Stored data entries
###

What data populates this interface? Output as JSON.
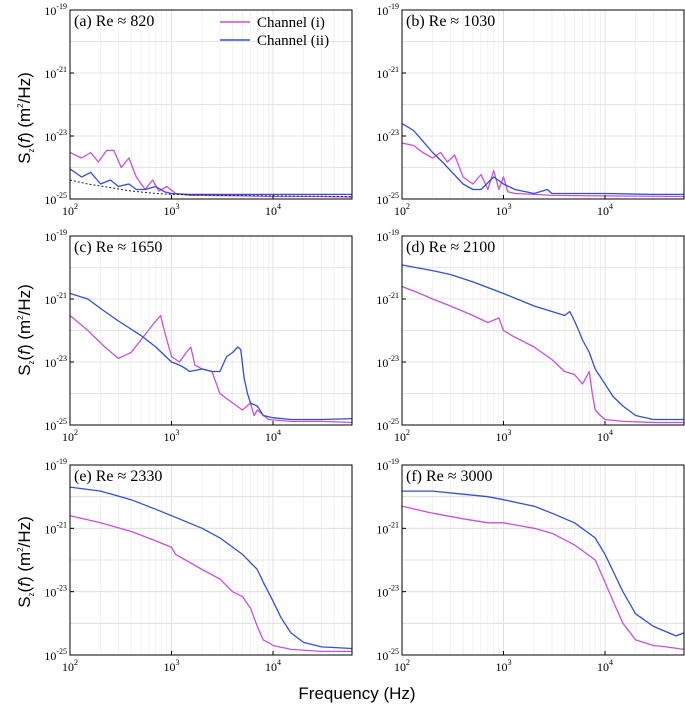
{
  "figure": {
    "xlabel": "Frequency (Hz)",
    "ylabel": "S_z(f) (m²/Hz)",
    "legend": [
      "Channel (i)",
      "Channel (ii)"
    ],
    "colors": {
      "channel_i": "#c850e0",
      "channel_ii": "#3050d8",
      "dotted": "#222222"
    }
  },
  "chart_data": [
    {
      "type": "line",
      "panel": "a",
      "title": "(a) Re ≈ 820",
      "xscale": "log",
      "yscale": "log",
      "xlim": [
        100,
        60000
      ],
      "ylim": [
        1e-25,
        1e-19
      ],
      "xticks": [
        100,
        1000,
        10000
      ],
      "yticks": [
        1e-25,
        1e-23,
        1e-21,
        1e-19
      ],
      "series": [
        {
          "name": "Channel (i)",
          "x": [
            100,
            130,
            160,
            190,
            230,
            270,
            320,
            380,
            450,
            550,
            650,
            750,
            900,
            1100,
            1500,
            2000,
            5000,
            10000,
            30000,
            60000
          ],
          "y": [
            3e-24,
            2e-24,
            3e-24,
            1.5e-24,
            3.5e-24,
            3.5e-24,
            1e-24,
            2e-24,
            5e-25,
            2e-25,
            4e-25,
            1.8e-25,
            2.5e-25,
            1.5e-25,
            1.3e-25,
            1.3e-25,
            1.25e-25,
            1.2e-25,
            1.2e-25,
            1.15e-25
          ]
        },
        {
          "name": "Channel (ii)",
          "x": [
            100,
            130,
            160,
            200,
            250,
            300,
            380,
            450,
            550,
            700,
            850,
            1000,
            1500,
            3000,
            10000,
            30000,
            60000
          ],
          "y": [
            9e-25,
            5e-25,
            7e-25,
            3e-25,
            4e-25,
            2.5e-25,
            3e-25,
            2e-25,
            2e-25,
            2.5e-25,
            1.7e-25,
            1.5e-25,
            1.4e-25,
            1.4e-25,
            1.4e-25,
            1.4e-25,
            1.4e-25
          ]
        },
        {
          "name": "noise floor",
          "style": "dotted",
          "x": [
            100,
            150,
            250,
            400,
            700,
            1000,
            3000,
            10000,
            60000
          ],
          "y": [
            4e-25,
            3e-25,
            2.3e-25,
            1.8e-25,
            1.5e-25,
            1.4e-25,
            1.3e-25,
            1.25e-25,
            1.2e-25
          ]
        }
      ]
    },
    {
      "type": "line",
      "panel": "b",
      "title": "(b) Re ≈ 1030",
      "xscale": "log",
      "yscale": "log",
      "xlim": [
        100,
        60000
      ],
      "ylim": [
        1e-25,
        1e-19
      ],
      "xticks": [
        100,
        1000,
        10000
      ],
      "yticks": [
        1e-25,
        1e-23,
        1e-21,
        1e-19
      ],
      "series": [
        {
          "name": "Channel (i)",
          "x": [
            100,
            130,
            160,
            200,
            240,
            280,
            330,
            400,
            500,
            600,
            700,
            800,
            900,
            1000,
            1100,
            1300,
            2000,
            3000,
            10000,
            60000
          ],
          "y": [
            6e-24,
            5e-24,
            3e-24,
            2e-24,
            3e-24,
            1.5e-24,
            2.5e-24,
            5e-25,
            3e-25,
            6e-25,
            2e-25,
            8e-25,
            2e-25,
            5e-25,
            1.7e-25,
            1.5e-25,
            1.4e-25,
            1.3e-25,
            1.25e-25,
            1.2e-25
          ]
        },
        {
          "name": "Channel (ii)",
          "x": [
            100,
            130,
            160,
            200,
            250,
            300,
            400,
            500,
            600,
            800,
            1000,
            1300,
            2000,
            2700,
            3000,
            5000,
            10000,
            30000,
            60000
          ],
          "y": [
            2.5e-23,
            1.5e-23,
            7e-24,
            3e-24,
            1.5e-24,
            8e-25,
            3e-25,
            2e-25,
            2e-25,
            5e-25,
            3e-25,
            2e-25,
            1.5e-25,
            2e-25,
            1.5e-25,
            1.5e-25,
            1.5e-25,
            1.4e-25,
            1.4e-25
          ]
        }
      ]
    },
    {
      "type": "line",
      "panel": "c",
      "title": "(c) Re ≈ 1650",
      "xscale": "log",
      "yscale": "log",
      "xlim": [
        100,
        60000
      ],
      "ylim": [
        1e-25,
        1e-19
      ],
      "xticks": [
        100,
        1000,
        10000
      ],
      "yticks": [
        1e-25,
        1e-23,
        1e-21,
        1e-19
      ],
      "series": [
        {
          "name": "Channel (i)",
          "x": [
            100,
            150,
            220,
            300,
            400,
            500,
            650,
            780,
            850,
            1000,
            1200,
            1400,
            1550,
            1700,
            2000,
            2500,
            3000,
            4000,
            5000,
            6000,
            6500,
            7000,
            9000,
            15000,
            30000,
            60000
          ],
          "y": [
            3e-22,
            1e-22,
            3e-23,
            1.3e-23,
            2e-23,
            5e-23,
            1.5e-22,
            3e-22,
            1e-22,
            1.5e-23,
            1e-23,
            2e-23,
            3e-23,
            8e-24,
            6e-24,
            5e-24,
            1e-24,
            5e-25,
            3e-25,
            5e-25,
            2e-25,
            3e-25,
            1.5e-25,
            1.3e-25,
            1.3e-25,
            1.2e-25
          ]
        },
        {
          "name": "Channel (ii)",
          "x": [
            100,
            150,
            200,
            300,
            500,
            700,
            1000,
            1200,
            1400,
            1500,
            2000,
            2500,
            3000,
            3500,
            4000,
            4500,
            4800,
            5200,
            5600,
            6000,
            7000,
            8000,
            10000,
            15000,
            30000,
            60000
          ],
          "y": [
            1.5e-21,
            1e-21,
            5e-22,
            2e-22,
            7e-23,
            3e-23,
            1e-23,
            8e-24,
            6e-24,
            5e-24,
            6e-24,
            5e-24,
            5e-24,
            1.5e-23,
            2e-23,
            3e-23,
            2.5e-23,
            3e-24,
            1e-24,
            5e-25,
            4e-25,
            2e-25,
            1.7e-25,
            1.5e-25,
            1.5e-25,
            1.6e-25
          ]
        }
      ]
    },
    {
      "type": "line",
      "panel": "d",
      "title": "(d) Re ≈ 2100",
      "xscale": "log",
      "yscale": "log",
      "xlim": [
        100,
        60000
      ],
      "ylim": [
        1e-25,
        1e-19
      ],
      "xticks": [
        100,
        1000,
        10000
      ],
      "yticks": [
        1e-25,
        1e-23,
        1e-21,
        1e-19
      ],
      "series": [
        {
          "name": "Channel (i)",
          "x": [
            100,
            150,
            200,
            300,
            500,
            700,
            900,
            1000,
            1200,
            2000,
            3000,
            4000,
            5000,
            6000,
            7000,
            7500,
            8000,
            9000,
            10000,
            15000,
            30000,
            60000
          ],
          "y": [
            2.5e-21,
            1.5e-21,
            1e-21,
            6e-22,
            3e-22,
            1.8e-22,
            2.5e-22,
            1e-22,
            7e-23,
            3e-23,
            1.2e-23,
            5e-24,
            4e-24,
            2e-24,
            5e-24,
            1e-24,
            3e-25,
            2e-25,
            1.5e-25,
            1.3e-25,
            1.2e-25,
            1.2e-25
          ]
        },
        {
          "name": "Channel (ii)",
          "x": [
            100,
            200,
            300,
            500,
            1000,
            2000,
            3000,
            4000,
            4500,
            5000,
            5500,
            6000,
            7000,
            8000,
            10000,
            12000,
            15000,
            20000,
            30000,
            60000
          ],
          "y": [
            1.2e-20,
            8e-21,
            6e-21,
            3.5e-21,
            1.5e-21,
            6e-22,
            4e-22,
            3e-22,
            4e-22,
            2e-22,
            1e-22,
            5e-23,
            2e-23,
            6e-24,
            2e-24,
            8e-25,
            4e-25,
            2e-25,
            1.5e-25,
            1.5e-25
          ]
        }
      ]
    },
    {
      "type": "line",
      "panel": "e",
      "title": "(e) Re ≈ 2330",
      "xscale": "log",
      "yscale": "log",
      "xlim": [
        100,
        60000
      ],
      "ylim": [
        1e-25,
        1e-19
      ],
      "xticks": [
        100,
        1000,
        10000
      ],
      "yticks": [
        1e-25,
        1e-23,
        1e-21,
        1e-19
      ],
      "series": [
        {
          "name": "Channel (i)",
          "x": [
            100,
            200,
            400,
            700,
            1000,
            1100,
            2000,
            3000,
            4000,
            5000,
            6000,
            7000,
            8000,
            9000,
            10000,
            15000,
            30000,
            60000
          ],
          "y": [
            2.5e-21,
            1.5e-21,
            8e-22,
            4e-22,
            2.5e-22,
            1.5e-22,
            5e-23,
            2.5e-23,
            1e-23,
            7e-24,
            3e-24,
            8e-25,
            3e-25,
            2.5e-25,
            2e-25,
            1.5e-25,
            1.3e-25,
            1.3e-25
          ]
        },
        {
          "name": "Channel (ii)",
          "x": [
            100,
            200,
            400,
            700,
            1000,
            2000,
            3000,
            5000,
            7000,
            8000,
            10000,
            12000,
            15000,
            20000,
            30000,
            60000
          ],
          "y": [
            2e-20,
            1.5e-20,
            8e-21,
            4e-21,
            2.5e-21,
            1e-21,
            5e-22,
            1.5e-22,
            5e-23,
            2e-23,
            5e-24,
            1.5e-24,
            5e-25,
            2.5e-25,
            1.8e-25,
            1.6e-25
          ]
        }
      ]
    },
    {
      "type": "line",
      "panel": "f",
      "title": "(f) Re ≈ 3000",
      "xscale": "log",
      "yscale": "log",
      "xlim": [
        100,
        60000
      ],
      "ylim": [
        1e-25,
        1e-19
      ],
      "xticks": [
        100,
        1000,
        10000
      ],
      "yticks": [
        1e-25,
        1e-23,
        1e-21,
        1e-19
      ],
      "series": [
        {
          "name": "Channel (i)",
          "x": [
            100,
            200,
            400,
            700,
            1000,
            2000,
            3000,
            5000,
            8000,
            10000,
            12000,
            15000,
            20000,
            30000,
            40000,
            60000
          ],
          "y": [
            5e-21,
            3e-21,
            2e-21,
            1.5e-21,
            1.5e-21,
            1e-21,
            7e-22,
            3e-22,
            1e-22,
            2e-23,
            5e-24,
            1e-24,
            3e-25,
            2e-25,
            1.8e-25,
            1.5e-25
          ]
        },
        {
          "name": "Channel (ii)",
          "x": [
            100,
            200,
            400,
            700,
            1000,
            2000,
            3000,
            5000,
            8000,
            10000,
            15000,
            20000,
            30000,
            50000,
            60000
          ],
          "y": [
            1.5e-20,
            1.5e-20,
            1.2e-20,
            1e-20,
            8e-21,
            5e-21,
            3e-21,
            1.5e-21,
            5e-22,
            1.5e-22,
            1e-23,
            2e-24,
            8e-25,
            4e-25,
            5e-25
          ]
        }
      ]
    }
  ]
}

###

Say how many lines of the data hold the string "panel". Reply with the number alone.

(RESPONSE)
6